- _WORK TO COMPLETE_
The data below should be printed in full, exactly, and without any of its images.

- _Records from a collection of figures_
┌──
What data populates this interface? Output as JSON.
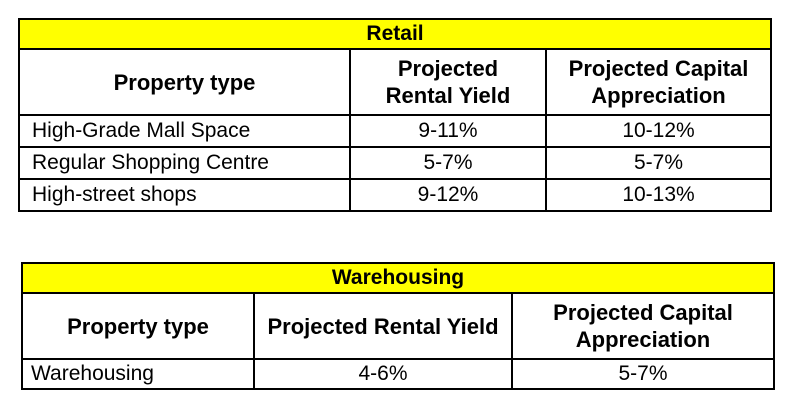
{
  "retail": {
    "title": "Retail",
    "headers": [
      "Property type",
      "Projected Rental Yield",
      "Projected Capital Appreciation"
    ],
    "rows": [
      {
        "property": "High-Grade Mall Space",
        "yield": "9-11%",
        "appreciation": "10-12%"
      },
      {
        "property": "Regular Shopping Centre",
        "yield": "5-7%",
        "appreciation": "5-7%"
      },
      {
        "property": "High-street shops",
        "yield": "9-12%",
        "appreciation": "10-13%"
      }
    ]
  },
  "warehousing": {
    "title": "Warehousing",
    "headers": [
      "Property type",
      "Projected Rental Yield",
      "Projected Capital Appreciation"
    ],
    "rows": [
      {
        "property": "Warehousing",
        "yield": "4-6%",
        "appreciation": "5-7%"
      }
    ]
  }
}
└──
- _SOLUTION FOR THIS TASK_
What data populates this interface? Output as JSON.
{
  "retail": {
    "title": "Retail",
    "headers": [
      "Property type",
      "Projected Rental Yield",
      "Projected Capital Appreciation"
    ],
    "rows": [
      {
        "property": "High-Grade Mall Space",
        "yield": "9-11%",
        "appreciation": "10-12%"
      },
      {
        "property": "Regular Shopping Centre",
        "yield": "5-7%",
        "appreciation": "5-7%"
      },
      {
        "property": "High-street shops",
        "yield": "9-12%",
        "appreciation": "10-13%"
      }
    ]
  },
  "warehousing": {
    "title": "Warehousing",
    "headers": [
      "Property type",
      "Projected Rental Yield",
      "Projected Capital Appreciation"
    ],
    "rows": [
      {
        "property": "Warehousing",
        "yield": "4-6%",
        "appreciation": "5-7%"
      }
    ]
  }
}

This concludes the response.